(Excerpts from a figure dataset)
· · · · ·

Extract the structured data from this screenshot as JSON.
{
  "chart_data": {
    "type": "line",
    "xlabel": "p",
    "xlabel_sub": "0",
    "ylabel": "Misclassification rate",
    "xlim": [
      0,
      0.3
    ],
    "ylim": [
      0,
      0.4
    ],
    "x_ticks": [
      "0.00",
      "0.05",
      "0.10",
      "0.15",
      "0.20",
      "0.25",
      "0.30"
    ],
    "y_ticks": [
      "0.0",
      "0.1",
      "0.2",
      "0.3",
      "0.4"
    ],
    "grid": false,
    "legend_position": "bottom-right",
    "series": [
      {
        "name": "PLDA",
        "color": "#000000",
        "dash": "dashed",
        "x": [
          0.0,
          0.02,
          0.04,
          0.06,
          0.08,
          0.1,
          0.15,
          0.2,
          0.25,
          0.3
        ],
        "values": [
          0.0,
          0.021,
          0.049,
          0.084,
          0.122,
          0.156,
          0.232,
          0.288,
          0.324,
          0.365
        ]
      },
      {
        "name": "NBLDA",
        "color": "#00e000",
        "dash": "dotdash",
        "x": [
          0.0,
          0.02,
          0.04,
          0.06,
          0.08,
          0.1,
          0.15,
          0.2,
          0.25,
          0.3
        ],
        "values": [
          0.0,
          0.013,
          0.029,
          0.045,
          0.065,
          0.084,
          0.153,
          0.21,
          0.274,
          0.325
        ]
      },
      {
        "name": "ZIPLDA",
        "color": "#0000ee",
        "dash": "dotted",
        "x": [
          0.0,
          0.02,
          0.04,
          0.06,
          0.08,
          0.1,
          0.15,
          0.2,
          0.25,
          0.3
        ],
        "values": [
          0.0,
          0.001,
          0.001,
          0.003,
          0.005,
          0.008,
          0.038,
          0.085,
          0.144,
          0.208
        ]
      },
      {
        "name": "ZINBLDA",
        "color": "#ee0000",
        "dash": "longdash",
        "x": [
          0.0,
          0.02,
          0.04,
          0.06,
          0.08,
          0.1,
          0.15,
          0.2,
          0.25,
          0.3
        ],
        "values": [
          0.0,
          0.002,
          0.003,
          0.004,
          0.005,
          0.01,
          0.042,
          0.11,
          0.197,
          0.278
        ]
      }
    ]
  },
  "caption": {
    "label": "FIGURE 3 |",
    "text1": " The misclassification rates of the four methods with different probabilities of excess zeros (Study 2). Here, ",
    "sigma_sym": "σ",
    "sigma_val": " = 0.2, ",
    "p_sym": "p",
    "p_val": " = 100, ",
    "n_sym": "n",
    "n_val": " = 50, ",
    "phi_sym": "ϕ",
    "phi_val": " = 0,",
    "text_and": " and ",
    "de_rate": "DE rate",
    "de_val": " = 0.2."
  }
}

· · · · ·

▶ **PROBLEM TO WORK ON**
Each entry above is to be quoted exactly.

▶ **CORRECT RESPONSE**
Extract the structured data from this screenshot as JSON.
{
  "chart_data": {
    "type": "line",
    "xlabel": "p",
    "xlabel_sub": "0",
    "ylabel": "Misclassification rate",
    "xlim": [
      0,
      0.3
    ],
    "ylim": [
      0,
      0.4
    ],
    "x_ticks": [
      "0.00",
      "0.05",
      "0.10",
      "0.15",
      "0.20",
      "0.25",
      "0.30"
    ],
    "y_ticks": [
      "0.0",
      "0.1",
      "0.2",
      "0.3",
      "0.4"
    ],
    "grid": false,
    "legend_position": "bottom-right",
    "series": [
      {
        "name": "PLDA",
        "color": "#000000",
        "dash": "dashed",
        "x": [
          0.0,
          0.02,
          0.04,
          0.06,
          0.08,
          0.1,
          0.15,
          0.2,
          0.25,
          0.3
        ],
        "values": [
          0.0,
          0.021,
          0.049,
          0.084,
          0.122,
          0.156,
          0.232,
          0.288,
          0.324,
          0.365
        ]
      },
      {
        "name": "NBLDA",
        "color": "#00e000",
        "dash": "dotdash",
        "x": [
          0.0,
          0.02,
          0.04,
          0.06,
          0.08,
          0.1,
          0.15,
          0.2,
          0.25,
          0.3
        ],
        "values": [
          0.0,
          0.013,
          0.029,
          0.045,
          0.065,
          0.084,
          0.153,
          0.21,
          0.274,
          0.325
        ]
      },
      {
        "name": "ZIPLDA",
        "color": "#0000ee",
        "dash": "dotted",
        "x": [
          0.0,
          0.02,
          0.04,
          0.06,
          0.08,
          0.1,
          0.15,
          0.2,
          0.25,
          0.3
        ],
        "values": [
          0.0,
          0.001,
          0.001,
          0.003,
          0.005,
          0.008,
          0.038,
          0.085,
          0.144,
          0.208
        ]
      },
      {
        "name": "ZINBLDA",
        "color": "#ee0000",
        "dash": "longdash",
        "x": [
          0.0,
          0.02,
          0.04,
          0.06,
          0.08,
          0.1,
          0.15,
          0.2,
          0.25,
          0.3
        ],
        "values": [
          0.0,
          0.002,
          0.003,
          0.004,
          0.005,
          0.01,
          0.042,
          0.11,
          0.197,
          0.278
        ]
      }
    ]
  },
  "caption": {
    "label": "FIGURE 3 |",
    "text1": " The misclassification rates of the four methods with different probabilities of excess zeros (Study 2). Here, ",
    "sigma_sym": "σ",
    "sigma_val": " = 0.2, ",
    "p_sym": "p",
    "p_val": " = 100, ",
    "n_sym": "n",
    "n_val": " = 50, ",
    "phi_sym": "ϕ",
    "phi_val": " = 0,",
    "text_and": " and ",
    "de_rate": "DE rate",
    "de_val": " = 0.2."
  }
}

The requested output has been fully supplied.